** BEGIN **

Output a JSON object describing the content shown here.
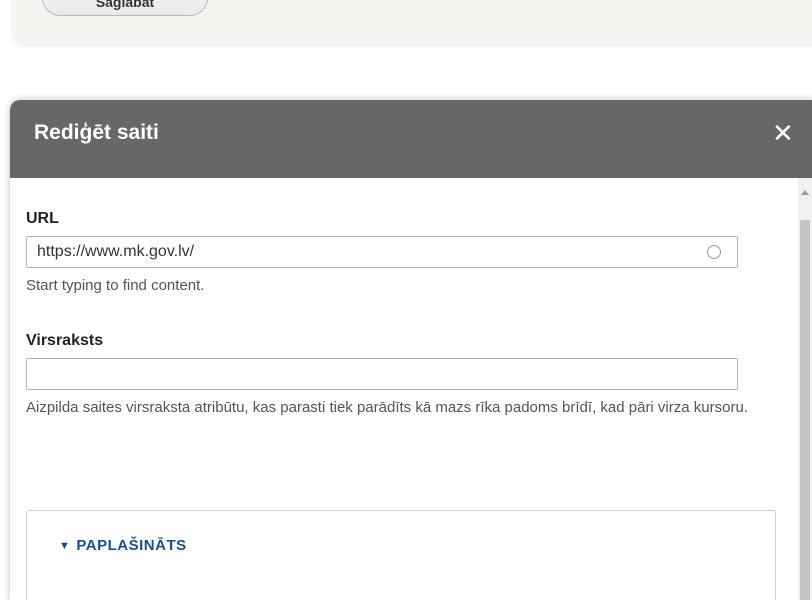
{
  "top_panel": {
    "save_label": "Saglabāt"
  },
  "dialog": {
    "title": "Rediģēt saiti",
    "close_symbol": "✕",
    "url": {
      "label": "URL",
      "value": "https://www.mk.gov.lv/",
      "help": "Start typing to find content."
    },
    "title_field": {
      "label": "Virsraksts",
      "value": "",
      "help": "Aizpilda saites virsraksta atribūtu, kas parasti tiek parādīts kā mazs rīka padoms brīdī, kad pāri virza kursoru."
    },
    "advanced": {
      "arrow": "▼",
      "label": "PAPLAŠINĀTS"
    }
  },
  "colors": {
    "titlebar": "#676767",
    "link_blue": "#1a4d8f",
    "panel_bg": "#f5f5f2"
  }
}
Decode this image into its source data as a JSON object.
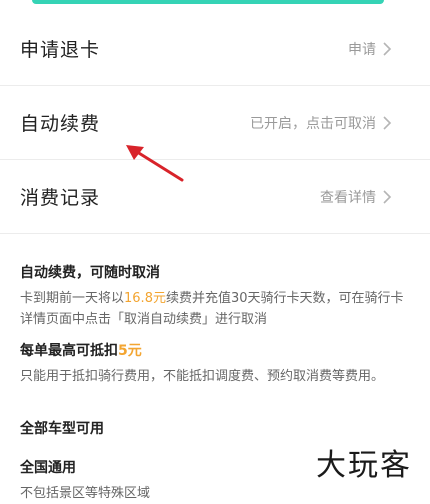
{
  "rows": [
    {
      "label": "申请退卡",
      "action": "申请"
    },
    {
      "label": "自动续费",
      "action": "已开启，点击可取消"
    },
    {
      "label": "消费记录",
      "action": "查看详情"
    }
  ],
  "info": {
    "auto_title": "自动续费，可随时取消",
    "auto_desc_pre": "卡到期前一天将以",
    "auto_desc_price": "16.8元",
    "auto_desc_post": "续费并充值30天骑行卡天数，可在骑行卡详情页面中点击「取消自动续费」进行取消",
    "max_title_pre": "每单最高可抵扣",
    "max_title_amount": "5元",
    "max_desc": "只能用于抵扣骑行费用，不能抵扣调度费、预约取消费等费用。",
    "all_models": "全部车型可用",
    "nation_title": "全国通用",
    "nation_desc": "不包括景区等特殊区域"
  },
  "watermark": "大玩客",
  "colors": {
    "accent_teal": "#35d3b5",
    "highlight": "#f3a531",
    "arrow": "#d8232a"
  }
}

** END **

Work required: All of the entries above should be copied exactly, except for the pictures.

Output for this task:
Output a JSON object describing the content shown here.
{
  "top_panel": {
    "save_label": "Saglabāt"
  },
  "dialog": {
    "title": "Rediģēt saiti",
    "close_symbol": "✕",
    "url": {
      "label": "URL",
      "value": "https://www.mk.gov.lv/",
      "help": "Start typing to find content."
    },
    "title_field": {
      "label": "Virsraksts",
      "value": "",
      "help": "Aizpilda saites virsraksta atribūtu, kas parasti tiek parādīts kā mazs rīka padoms brīdī, kad pāri virza kursoru."
    },
    "advanced": {
      "arrow": "▼",
      "label": "PAPLAŠINĀTS"
    }
  },
  "colors": {
    "titlebar": "#676767",
    "link_blue": "#1a4d8f",
    "panel_bg": "#f5f5f2"
  }
}
Decode this image into its source data as a JSON object.
{
  "rows": [
    {
      "label": "申请退卡",
      "action": "申请"
    },
    {
      "label": "自动续费",
      "action": "已开启，点击可取消"
    },
    {
      "label": "消费记录",
      "action": "查看详情"
    }
  ],
  "info": {
    "auto_title": "自动续费，可随时取消",
    "auto_desc_pre": "卡到期前一天将以",
    "auto_desc_price": "16.8元",
    "auto_desc_post": "续费并充值30天骑行卡天数，可在骑行卡详情页面中点击「取消自动续费」进行取消",
    "max_title_pre": "每单最高可抵扣",
    "max_title_amount": "5元",
    "max_desc": "只能用于抵扣骑行费用，不能抵扣调度费、预约取消费等费用。",
    "all_models": "全部车型可用",
    "nation_title": "全国通用",
    "nation_desc": "不包括景区等特殊区域"
  },
  "watermark": "大玩客",
  "colors": {
    "accent_teal": "#35d3b5",
    "highlight": "#f3a531",
    "arrow": "#d8232a"
  }
}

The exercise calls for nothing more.